• Given instruction: What is needed here is an exact copy of every entry.

Stored items from a collection:
#####
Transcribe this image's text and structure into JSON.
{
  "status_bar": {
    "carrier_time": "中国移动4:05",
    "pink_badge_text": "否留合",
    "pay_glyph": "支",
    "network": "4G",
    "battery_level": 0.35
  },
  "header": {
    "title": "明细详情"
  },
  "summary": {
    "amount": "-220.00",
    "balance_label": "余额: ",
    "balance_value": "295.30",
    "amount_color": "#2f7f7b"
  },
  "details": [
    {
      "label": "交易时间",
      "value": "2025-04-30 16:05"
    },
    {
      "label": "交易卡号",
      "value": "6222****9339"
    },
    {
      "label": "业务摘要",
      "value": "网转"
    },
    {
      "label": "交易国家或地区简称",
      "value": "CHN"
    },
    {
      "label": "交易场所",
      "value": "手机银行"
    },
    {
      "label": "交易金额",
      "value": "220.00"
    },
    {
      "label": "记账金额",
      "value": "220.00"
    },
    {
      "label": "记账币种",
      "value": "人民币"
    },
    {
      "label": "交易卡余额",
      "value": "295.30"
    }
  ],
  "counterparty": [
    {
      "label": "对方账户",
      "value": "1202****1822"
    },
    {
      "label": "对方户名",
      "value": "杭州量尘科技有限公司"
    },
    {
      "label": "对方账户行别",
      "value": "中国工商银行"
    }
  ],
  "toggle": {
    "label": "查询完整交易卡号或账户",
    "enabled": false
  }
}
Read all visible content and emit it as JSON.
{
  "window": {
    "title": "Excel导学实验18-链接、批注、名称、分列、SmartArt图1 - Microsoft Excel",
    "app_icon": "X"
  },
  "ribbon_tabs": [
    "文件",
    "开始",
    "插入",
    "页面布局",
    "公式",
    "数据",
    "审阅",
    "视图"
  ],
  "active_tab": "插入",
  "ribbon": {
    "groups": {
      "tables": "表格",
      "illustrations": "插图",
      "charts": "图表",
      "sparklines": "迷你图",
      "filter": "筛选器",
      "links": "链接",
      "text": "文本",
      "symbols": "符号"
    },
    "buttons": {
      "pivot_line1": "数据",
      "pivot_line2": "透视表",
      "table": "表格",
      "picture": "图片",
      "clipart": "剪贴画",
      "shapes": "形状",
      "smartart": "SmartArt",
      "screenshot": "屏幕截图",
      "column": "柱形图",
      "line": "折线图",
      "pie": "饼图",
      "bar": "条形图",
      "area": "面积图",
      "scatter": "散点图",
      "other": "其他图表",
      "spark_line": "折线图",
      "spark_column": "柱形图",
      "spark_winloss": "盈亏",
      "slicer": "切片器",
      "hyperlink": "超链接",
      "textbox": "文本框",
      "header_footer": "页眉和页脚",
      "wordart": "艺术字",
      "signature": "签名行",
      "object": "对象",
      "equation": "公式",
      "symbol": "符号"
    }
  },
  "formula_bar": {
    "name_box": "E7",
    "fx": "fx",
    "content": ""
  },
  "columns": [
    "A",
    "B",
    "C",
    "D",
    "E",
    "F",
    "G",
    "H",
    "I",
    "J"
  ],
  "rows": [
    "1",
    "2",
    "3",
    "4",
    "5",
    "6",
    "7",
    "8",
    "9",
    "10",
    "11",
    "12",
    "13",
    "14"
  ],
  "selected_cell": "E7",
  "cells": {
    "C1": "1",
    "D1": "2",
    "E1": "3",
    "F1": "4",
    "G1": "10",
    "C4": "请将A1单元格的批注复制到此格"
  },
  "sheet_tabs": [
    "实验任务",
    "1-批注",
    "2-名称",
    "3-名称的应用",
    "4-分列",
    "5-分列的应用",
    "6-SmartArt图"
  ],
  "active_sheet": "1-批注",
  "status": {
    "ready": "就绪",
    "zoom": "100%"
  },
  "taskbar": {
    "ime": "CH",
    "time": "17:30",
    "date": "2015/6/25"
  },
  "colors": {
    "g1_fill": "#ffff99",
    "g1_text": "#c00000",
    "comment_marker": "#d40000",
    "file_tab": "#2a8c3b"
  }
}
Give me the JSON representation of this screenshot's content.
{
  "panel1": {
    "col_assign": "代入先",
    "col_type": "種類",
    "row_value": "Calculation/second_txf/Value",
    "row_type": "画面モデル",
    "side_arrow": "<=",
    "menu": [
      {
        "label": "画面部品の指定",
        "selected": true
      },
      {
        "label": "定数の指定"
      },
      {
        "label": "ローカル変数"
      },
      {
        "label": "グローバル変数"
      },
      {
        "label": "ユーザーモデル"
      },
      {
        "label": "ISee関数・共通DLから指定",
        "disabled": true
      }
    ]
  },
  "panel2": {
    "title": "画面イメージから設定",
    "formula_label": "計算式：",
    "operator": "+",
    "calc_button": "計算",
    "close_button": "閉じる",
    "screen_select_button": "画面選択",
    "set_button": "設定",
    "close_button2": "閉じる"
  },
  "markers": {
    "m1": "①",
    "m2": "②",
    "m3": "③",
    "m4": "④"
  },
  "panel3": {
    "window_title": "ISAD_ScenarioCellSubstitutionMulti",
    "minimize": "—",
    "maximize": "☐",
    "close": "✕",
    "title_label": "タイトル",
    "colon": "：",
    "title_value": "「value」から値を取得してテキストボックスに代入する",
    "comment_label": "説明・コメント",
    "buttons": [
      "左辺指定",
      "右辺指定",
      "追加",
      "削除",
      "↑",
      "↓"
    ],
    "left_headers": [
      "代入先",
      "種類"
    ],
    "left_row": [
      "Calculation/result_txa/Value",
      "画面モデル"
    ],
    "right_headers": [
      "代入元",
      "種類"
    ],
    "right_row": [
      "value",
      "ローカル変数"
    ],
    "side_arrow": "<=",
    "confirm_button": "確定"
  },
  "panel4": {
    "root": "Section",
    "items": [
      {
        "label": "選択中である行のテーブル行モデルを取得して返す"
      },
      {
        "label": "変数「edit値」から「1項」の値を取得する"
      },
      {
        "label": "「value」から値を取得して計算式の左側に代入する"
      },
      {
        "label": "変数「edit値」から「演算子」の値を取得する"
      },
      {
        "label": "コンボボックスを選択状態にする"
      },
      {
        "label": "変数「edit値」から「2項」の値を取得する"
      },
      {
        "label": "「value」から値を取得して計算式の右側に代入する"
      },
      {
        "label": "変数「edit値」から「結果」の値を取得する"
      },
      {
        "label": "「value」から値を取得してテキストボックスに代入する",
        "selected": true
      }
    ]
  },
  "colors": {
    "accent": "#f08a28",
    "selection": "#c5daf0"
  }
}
#####
• Response below:
Transcribe this image's text and structure into JSON.
{
  "status_bar": {
    "carrier_time": "中国移动4:05",
    "pink_badge_text": "否留合",
    "pay_glyph": "支",
    "network": "4G",
    "battery_level": 0.35
  },
  "header": {
    "title": "明细详情"
  },
  "summary": {
    "amount": "-220.00",
    "balance_label": "余额: ",
    "balance_value": "295.30",
    "amount_color": "#2f7f7b"
  },
  "details": [
    {
      "label": "交易时间",
      "value": "2025-04-30 16:05"
    },
    {
      "label": "交易卡号",
      "value": "6222****9339"
    },
    {
      "label": "业务摘要",
      "value": "网转"
    },
    {
      "label": "交易国家或地区简称",
      "value": "CHN"
    },
    {
      "label": "交易场所",
      "value": "手机银行"
    },
    {
      "label": "交易金额",
      "value": "220.00"
    },
    {
      "label": "记账金额",
      "value": "220.00"
    },
    {
      "label": "记账币种",
      "value": "人民币"
    },
    {
      "label": "交易卡余额",
      "value": "295.30"
    }
  ],
  "counterparty": [
    {
      "label": "对方账户",
      "value": "1202****1822"
    },
    {
      "label": "对方户名",
      "value": "杭州量尘科技有限公司"
    },
    {
      "label": "对方账户行别",
      "value": "中国工商银行"
    }
  ],
  "toggle": {
    "label": "查询完整交易卡号或账户",
    "enabled": false
  }
}
Read all visible content and emit it as JSON.
{
  "window": {
    "title": "Excel导学实验18-链接、批注、名称、分列、SmartArt图1 - Microsoft Excel",
    "app_icon": "X"
  },
  "ribbon_tabs": [
    "文件",
    "开始",
    "插入",
    "页面布局",
    "公式",
    "数据",
    "审阅",
    "视图"
  ],
  "active_tab": "插入",
  "ribbon": {
    "groups": {
      "tables": "表格",
      "illustrations": "插图",
      "charts": "图表",
      "sparklines": "迷你图",
      "filter": "筛选器",
      "links": "链接",
      "text": "文本",
      "symbols": "符号"
    },
    "buttons": {
      "pivot_line1": "数据",
      "pivot_line2": "透视表",
      "table": "表格",
      "picture": "图片",
      "clipart": "剪贴画",
      "shapes": "形状",
      "smartart": "SmartArt",
      "screenshot": "屏幕截图",
      "column": "柱形图",
      "line": "折线图",
      "pie": "饼图",
      "bar": "条形图",
      "area": "面积图",
      "scatter": "散点图",
      "other": "其他图表",
      "spark_line": "折线图",
      "spark_column": "柱形图",
      "spark_winloss": "盈亏",
      "slicer": "切片器",
      "hyperlink": "超链接",
      "textbox": "文本框",
      "header_footer": "页眉和页脚",
      "wordart": "艺术字",
      "signature": "签名行",
      "object": "对象",
      "equation": "公式",
      "symbol": "符号"
    }
  },
  "formula_bar": {
    "name_box": "E7",
    "fx": "fx",
    "content": ""
  },
  "columns": [
    "A",
    "B",
    "C",
    "D",
    "E",
    "F",
    "G",
    "H",
    "I",
    "J"
  ],
  "rows": [
    "1",
    "2",
    "3",
    "4",
    "5",
    "6",
    "7",
    "8",
    "9",
    "10",
    "11",
    "12",
    "13",
    "14"
  ],
  "selected_cell": "E7",
  "cells": {
    "C1": "1",
    "D1": "2",
    "E1": "3",
    "F1": "4",
    "G1": "10",
    "C4": "请将A1单元格的批注复制到此格"
  },
  "sheet_tabs": [
    "实验任务",
    "1-批注",
    "2-名称",
    "3-名称的应用",
    "4-分列",
    "5-分列的应用",
    "6-SmartArt图"
  ],
  "active_sheet": "1-批注",
  "status": {
    "ready": "就绪",
    "zoom": "100%"
  },
  "taskbar": {
    "ime": "CH",
    "time": "17:30",
    "date": "2015/6/25"
  },
  "colors": {
    "g1_fill": "#ffff99",
    "g1_text": "#c00000",
    "comment_marker": "#d40000",
    "file_tab": "#2a8c3b"
  }
}
Give me the JSON representation of this screenshot's content.
{
  "panel1": {
    "col_assign": "代入先",
    "col_type": "種類",
    "row_value": "Calculation/second_txf/Value",
    "row_type": "画面モデル",
    "side_arrow": "<=",
    "menu": [
      {
        "label": "画面部品の指定",
        "selected": true
      },
      {
        "label": "定数の指定"
      },
      {
        "label": "ローカル変数"
      },
      {
        "label": "グローバル変数"
      },
      {
        "label": "ユーザーモデル"
      },
      {
        "label": "ISee関数・共通DLから指定",
        "disabled": true
      }
    ]
  },
  "panel2": {
    "title": "画面イメージから設定",
    "formula_label": "計算式：",
    "operator": "+",
    "calc_button": "計算",
    "close_button": "閉じる",
    "screen_select_button": "画面選択",
    "set_button": "設定",
    "close_button2": "閉じる"
  },
  "markers": {
    "m1": "①",
    "m2": "②",
    "m3": "③",
    "m4": "④"
  },
  "panel3": {
    "window_title": "ISAD_ScenarioCellSubstitutionMulti",
    "minimize": "—",
    "maximize": "☐",
    "close": "✕",
    "title_label": "タイトル",
    "colon": "：",
    "title_value": "「value」から値を取得してテキストボックスに代入する",
    "comment_label": "説明・コメント",
    "buttons": [
      "左辺指定",
      "右辺指定",
      "追加",
      "削除",
      "↑",
      "↓"
    ],
    "left_headers": [
      "代入先",
      "種類"
    ],
    "left_row": [
      "Calculation/result_txa/Value",
      "画面モデル"
    ],
    "right_headers": [
      "代入元",
      "種類"
    ],
    "right_row": [
      "value",
      "ローカル変数"
    ],
    "side_arrow": "<=",
    "confirm_button": "確定"
  },
  "panel4": {
    "root": "Section",
    "items": [
      {
        "label": "選択中である行のテーブル行モデルを取得して返す"
      },
      {
        "label": "変数「edit値」から「1項」の値を取得する"
      },
      {
        "label": "「value」から値を取得して計算式の左側に代入する"
      },
      {
        "label": "変数「edit値」から「演算子」の値を取得する"
      },
      {
        "label": "コンボボックスを選択状態にする"
      },
      {
        "label": "変数「edit値」から「2項」の値を取得する"
      },
      {
        "label": "「value」から値を取得して計算式の右側に代入する"
      },
      {
        "label": "変数「edit値」から「結果」の値を取得する"
      },
      {
        "label": "「value」から値を取得してテキストボックスに代入する",
        "selected": true
      }
    ]
  },
  "colors": {
    "accent": "#f08a28",
    "selection": "#c5daf0"
  }
}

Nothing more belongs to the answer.